Description of the task: Search the listing below for "средства". Copy each matching line.

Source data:
=-=-=
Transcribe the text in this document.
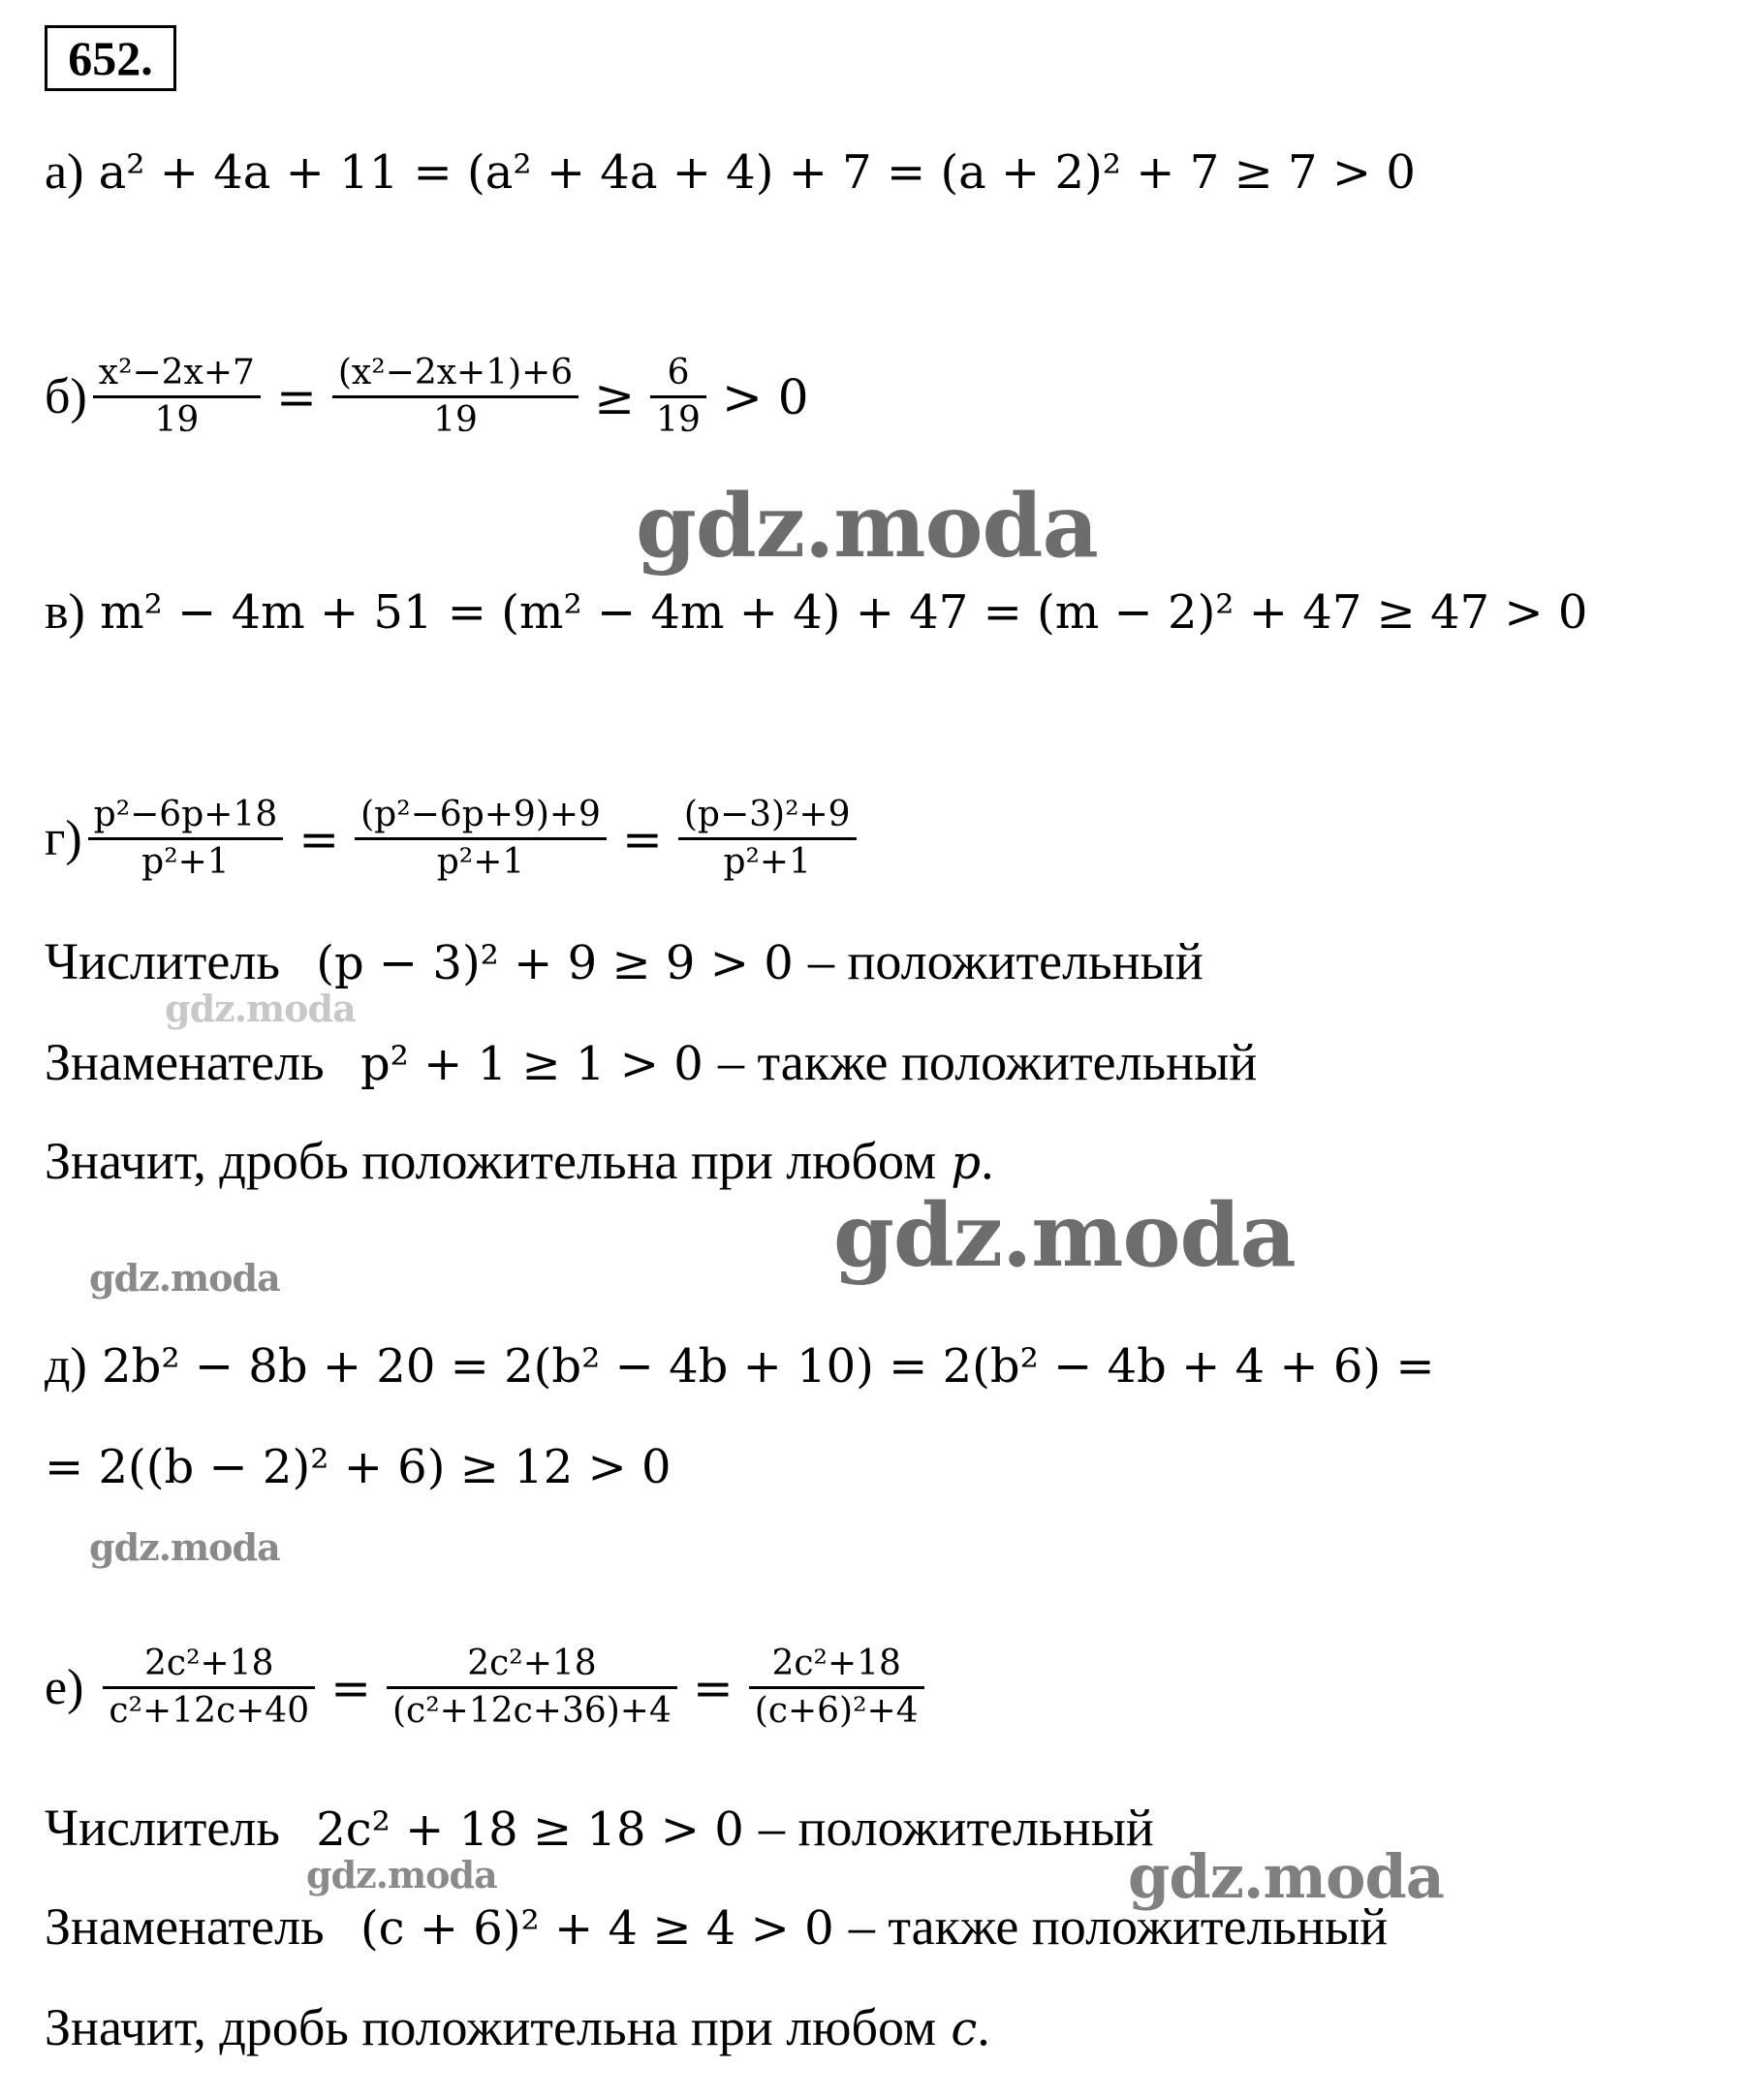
652.
а) a² + 4a + 11 = (a² + 4a + 4) + 7 = (a + 2)² + 7 ≥ 7 > 0
$б) \frac{\text{x²−2x+7}}{19} = \frac{\text{(x²−2x+1)+6}}{19} \ge \frac{6}{19} > 0$
в) m² − 4m + 51 = (m² − 4m + 4) + 47 = (m − 2)² + 47 ≥ 47 > 0
$г) \frac{\text{p²−6p+18}}{\text{p²+1}} = \frac{\text{(p²−6p+9)+9}}{\text{p²+1}} = \frac{\text{(p−3)²+9}}{\text{p²+1}}$
Числитель (p − 3)² + 9 ≥ 9 > 0 – положительный
Знаменатель p² + 1 ≥ 1 > 0 – также положительный
Значит, дробь положительна при любом p.
д) 2b² − 8b + 20 = 2(b² − 4b + 10) = 2(b² − 4b + 4 + 6) =
= 2((b − 2)² + 6) ≥ 12 > 0
$е) \frac{\text{2c²+18}}{\text{c²+12c+40}} = \frac{\text{2c²+18}}{\text{(c²+12c+36)+4}} = \frac{\text{2c²+18}}{\text{(c+6)²+4}}$
Числитель 2c² + 18 ≥ 18 > 0 – положительный
Знаменатель (c + 6)² + 4 ≥ 4 > 0 – также положительный
Значит, дробь положительна при любом c.
gdz.moda
gdz.moda
gdz.moda
gdz.moda
gdz.moda	gdz.moda
gdz.moda
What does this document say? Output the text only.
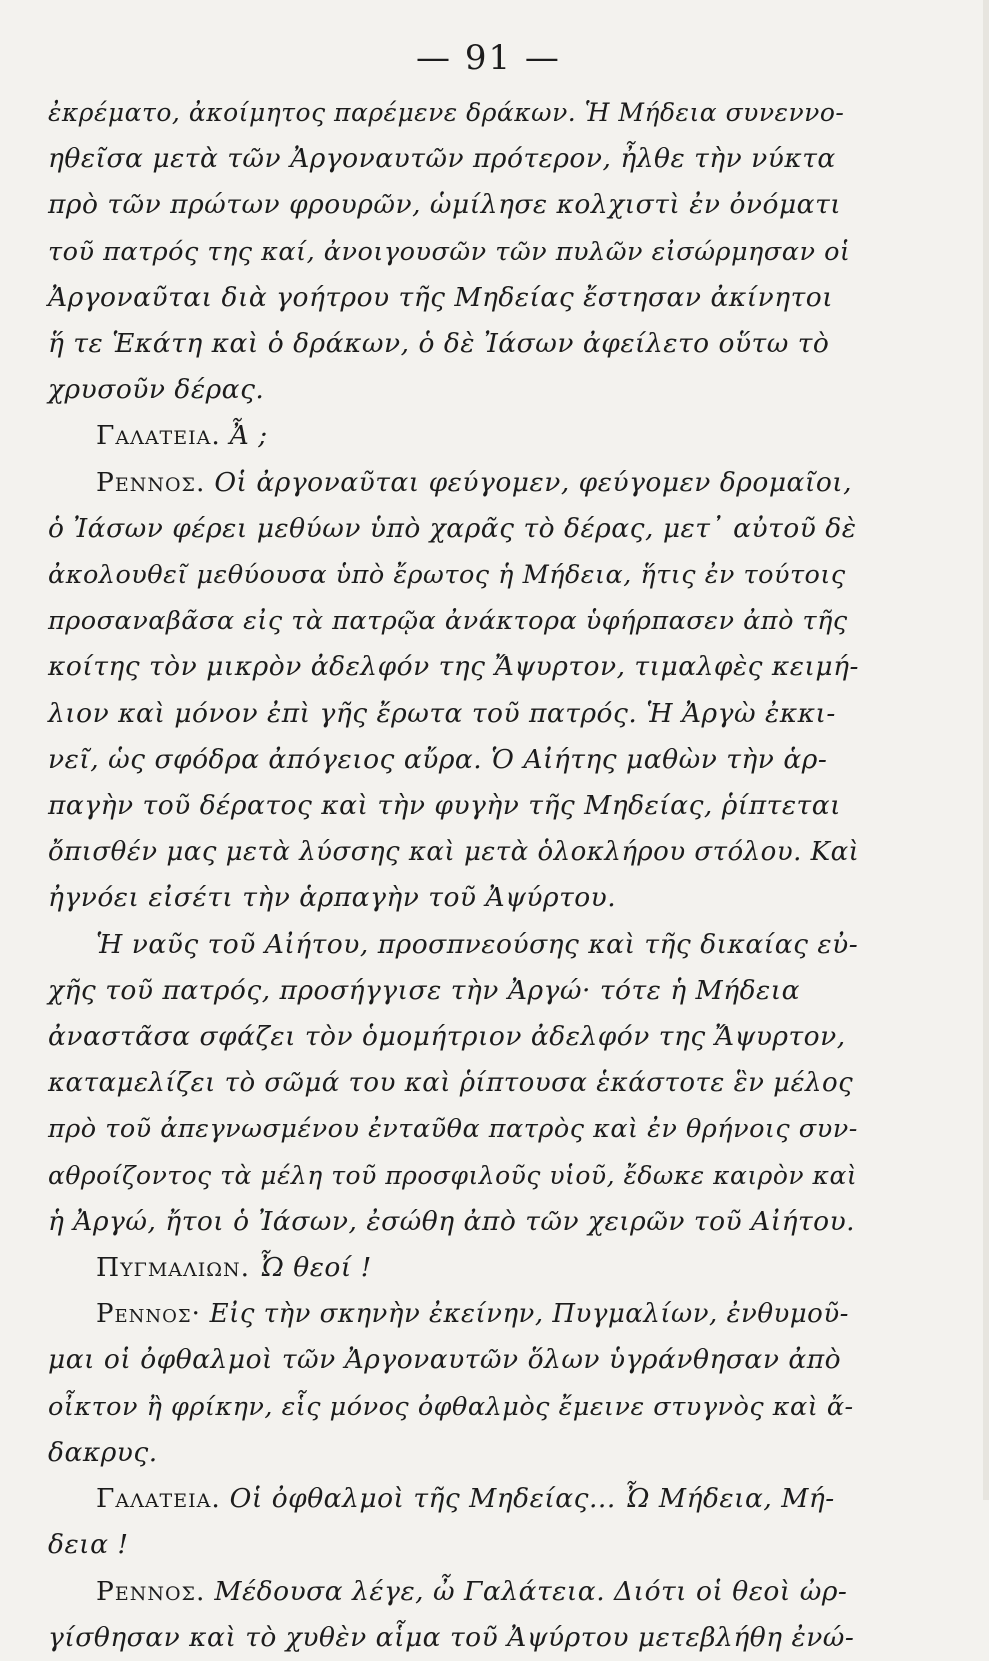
— 91 —
ἐκρέματο, ἀκοίμητος παρέμενε δράκων. Ἡ Μήδεια συνεννο-
ηθεῖσα μετὰ τῶν Ἀργοναυτῶν πρότερον, ἦλθε τὴν νύκτα
πρὸ τῶν πρώτων φρουρῶν, ὡμίλησε κολχιστὶ ἐν ὀνόματι
τοῦ πατρός της καί, ἀνοιγουσῶν τῶν πυλῶν εἰσώρμησαν οἱ
Ἀργοναῦται διὰ γοήτρου τῆς Μηδείας ἔστησαν ἀκίνητοι
ἥ τε Ἑκάτη καὶ ὁ δράκων, ὁ δὲ Ἰάσων ἀφείλετο οὕτω τὸ
χρυσοῦν δέρας.
Γαλατεια. Ἆ ;
Ρεννος. Οἱ ἀργοναῦται φεύγομεν, φεύγομεν δρομαῖοι,
ὁ Ἰάσων φέρει μεθύων ὑπὸ χαρᾶς τὸ δέρας, μετ᾽ αὐτοῦ δὲ
ἀκολουθεῖ μεθύουσα ὑπὸ ἔρωτος ἡ Μήδεια, ἥτις ἐν τούτοις
προσαναβᾶσα εἰς τὰ πατρῷα ἀνάκτορα ὑφήρπασεν ἀπὸ τῆς
κοίτης τὸν μικρὸν ἀδελφόν της Ἄψυρτον, τιμαλφὲς κειμή-
λιον καὶ μόνον ἐπὶ γῆς ἔρωτα τοῦ πατρός. Ἡ Ἀργὼ ἐκκι-
νεῖ, ὡς σφόδρα ἀπόγειος αὔρα. Ὁ Αἰήτης μαθὼν τὴν ἁρ-
παγὴν τοῦ δέρατος καὶ τὴν φυγὴν τῆς Μηδείας, ῥίπτεται
ὄπισθέν μας μετὰ λύσσης καὶ μετὰ ὁλοκλήρου στόλου. Καὶ
ἠγνόει εἰσέτι τὴν ἁρπαγὴν τοῦ Ἀψύρτου.
Ἡ ναῦς τοῦ Αἰήτου, προσπνεούσης καὶ τῆς δικαίας εὐ-
χῆς τοῦ πατρός, προσήγγισε τὴν Ἀργώ· τότε ἡ Μήδεια
ἀναστᾶσα σφάζει τὸν ὁμομήτριον ἀδελφόν της Ἄψυρτον,
καταμελίζει τὸ σῶμά του καὶ ῥίπτουσα ἑκάστοτε ἓν μέλος
πρὸ τοῦ ἀπεγνωσμένου ἐνταῦθα πατρὸς καὶ ἐν θρήνοις συν-
αθροίζοντος τὰ μέλη τοῦ προσφιλοῦς υἱοῦ, ἔδωκε καιρὸν καὶ
ἡ Ἀργώ, ἤτοι ὁ Ἰάσων, ἐσώθη ἀπὸ τῶν χειρῶν τοῦ Αἰήτου.
Πυγμαλιων. Ὦ θεοί !
Ρεννος· Εἰς τὴν σκηνὴν ἐκείνην, Πυγμαλίων, ἐνθυμοῦ-
μαι οἱ ὀφθαλμοὶ τῶν Ἀργοναυτῶν ὅλων ὑγράνθησαν ἀπὸ
οἶκτον ἢ φρίκην, εἷς μόνος ὀφθαλμὸς ἔμεινε στυγνὸς καὶ ἄ-
δακρυς.
Γαλατεια. Οἱ ὀφθαλμοὶ τῆς Μηδείας... Ὦ Μήδεια, Μή-
δεια !
Ρεννος. Μέδουσα λέγε, ὦ Γαλάτεια. Διότι οἱ θεοὶ ὠρ-
γίσθησαν καὶ τὸ χυθὲν αἷμα τοῦ Ἀψύρτου μετεβλήθη ἐνώ-
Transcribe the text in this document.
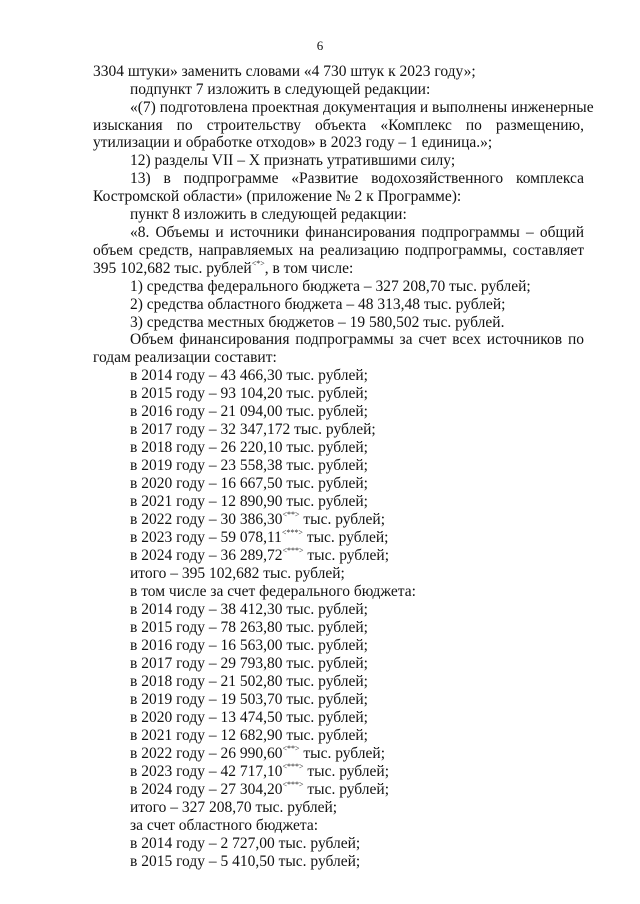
6
3304 штуки» заменить словами «4 730 штук к 2023 году»;
подпункт 7 изложить в следующей редакции:
«(7) подготовлена проектная документация и выполнены инженерные
изыскания по строительству объекта «Комплекс по размещению,
утилизации и обработке отходов» в 2023 году – 1 единица.»;
12) разделы VII – X признать утратившими силу;
13) в подпрограмме «Развитие водохозяйственного комплекса
Костромской области» (приложение № 2 к Программе):
пункт 8 изложить в следующей редакции:
«8. Объемы и источники финансирования подпрограммы – общий
объем средств, направляемых на реализацию подпрограммы, составляет
395 102,682 тыс. рублей<*>, в том числе:
1) средства федерального бюджета – 327 208,70 тыс. рублей;
2) средства областного бюджета – 48 313,48 тыс. рублей;
3) средства местных бюджетов – 19 580,502 тыс. рублей.
Объем финансирования подпрограммы за счет всех источников по
годам реализации составит:
в 2014 году – 43 466,30 тыс. рублей;
в 2015 году – 93 104,20 тыс. рублей;
в 2016 году – 21 094,00 тыс. рублей;
в 2017 году – 32 347,172 тыс. рублей;
в 2018 году – 26 220,10 тыс. рублей;
в 2019 году – 23 558,38 тыс. рублей;
в 2020 году – 16 667,50 тыс. рублей;
в 2021 году – 12 890,90 тыс. рублей;
в 2022 году – 30 386,30<**> тыс. рублей;
в 2023 году – 59 078,11<***> тыс. рублей;
в 2024 году – 36 289,72<***> тыс. рублей;
итого – 395 102,682 тыс. рублей;
в том числе за счет федерального бюджета:
в 2014 году – 38 412,30 тыс. рублей;
в 2015 году – 78 263,80 тыс. рублей;
в 2016 году – 16 563,00 тыс. рублей;
в 2017 году – 29 793,80 тыс. рублей;
в 2018 году – 21 502,80 тыс. рублей;
в 2019 году – 19 503,70 тыс. рублей;
в 2020 году – 13 474,50 тыс. рублей;
в 2021 году – 12 682,90 тыс. рублей;
в 2022 году – 26 990,60<**> тыс. рублей;
в 2023 году – 42 717,10<***> тыс. рублей;
в 2024 году – 27 304,20<***> тыс. рублей;
итого – 327 208,70 тыс. рублей;
за счет областного бюджета:
в 2014 году – 2 727,00 тыс. рублей;
в 2015 году – 5 410,50 тыс. рублей;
=-=-=
Reply:
1) средства федерального бюджета – 327 208,70 тыс. рублей;
2) средства областного бюджета – 48 313,48 тыс. рублей;
3) средства местных бюджетов – 19 580,502 тыс. рублей.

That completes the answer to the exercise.